**WHAT THE EXERCISE ASKS:**
Copy each line in the data that includes the word "indicator".

**DATA SHOWN:**
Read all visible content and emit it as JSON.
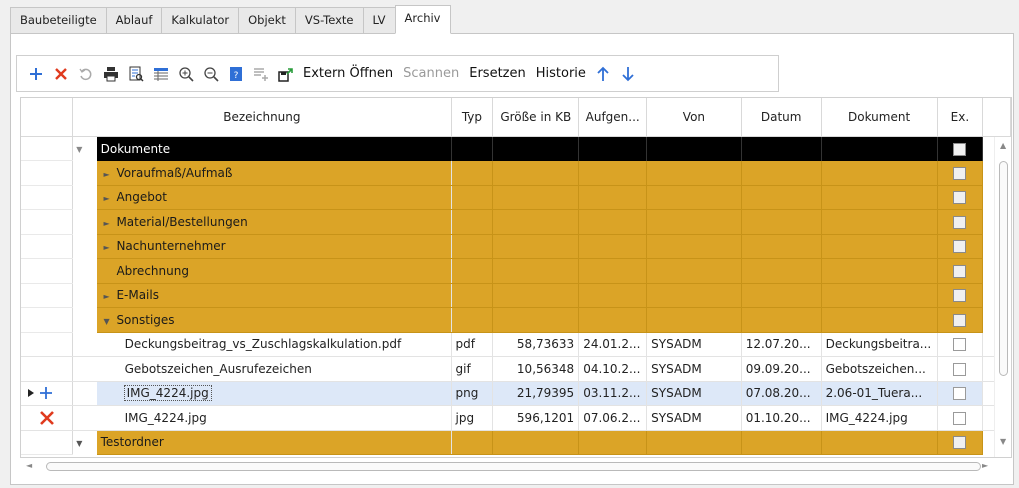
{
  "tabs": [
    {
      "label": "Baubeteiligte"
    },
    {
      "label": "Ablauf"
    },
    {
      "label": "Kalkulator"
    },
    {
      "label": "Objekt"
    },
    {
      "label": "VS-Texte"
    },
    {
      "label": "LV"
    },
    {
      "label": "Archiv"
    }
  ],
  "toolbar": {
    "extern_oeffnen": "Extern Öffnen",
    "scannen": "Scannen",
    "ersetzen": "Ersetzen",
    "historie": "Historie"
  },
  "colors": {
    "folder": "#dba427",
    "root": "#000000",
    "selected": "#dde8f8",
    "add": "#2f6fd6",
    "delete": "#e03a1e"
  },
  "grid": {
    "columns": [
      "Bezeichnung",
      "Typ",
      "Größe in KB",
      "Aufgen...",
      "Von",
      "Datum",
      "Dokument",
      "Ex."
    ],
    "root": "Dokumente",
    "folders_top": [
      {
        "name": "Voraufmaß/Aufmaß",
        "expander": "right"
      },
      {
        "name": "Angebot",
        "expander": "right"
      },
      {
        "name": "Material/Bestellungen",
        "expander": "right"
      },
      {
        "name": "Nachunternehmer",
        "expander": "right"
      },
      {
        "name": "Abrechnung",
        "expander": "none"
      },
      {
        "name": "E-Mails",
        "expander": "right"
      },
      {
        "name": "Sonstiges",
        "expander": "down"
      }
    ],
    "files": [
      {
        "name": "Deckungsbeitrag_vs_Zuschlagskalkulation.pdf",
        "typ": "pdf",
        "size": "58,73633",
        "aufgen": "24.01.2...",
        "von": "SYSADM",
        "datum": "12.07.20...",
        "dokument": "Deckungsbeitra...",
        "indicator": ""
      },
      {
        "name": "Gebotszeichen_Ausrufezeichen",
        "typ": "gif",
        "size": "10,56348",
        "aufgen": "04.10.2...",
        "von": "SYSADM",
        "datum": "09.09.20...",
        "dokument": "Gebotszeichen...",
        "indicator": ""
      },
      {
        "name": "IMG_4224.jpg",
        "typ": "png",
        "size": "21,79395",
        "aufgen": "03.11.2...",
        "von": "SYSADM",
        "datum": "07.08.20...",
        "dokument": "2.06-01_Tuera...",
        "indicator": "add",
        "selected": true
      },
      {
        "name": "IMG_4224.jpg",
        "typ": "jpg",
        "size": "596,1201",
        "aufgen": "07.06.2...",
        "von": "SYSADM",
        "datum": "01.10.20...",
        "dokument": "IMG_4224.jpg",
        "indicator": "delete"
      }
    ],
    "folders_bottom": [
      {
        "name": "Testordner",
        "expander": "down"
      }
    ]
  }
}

**RESPONSE:**
        "indicator": ""
        "indicator": ""
        "indicator": "add",
        "indicator": "delete"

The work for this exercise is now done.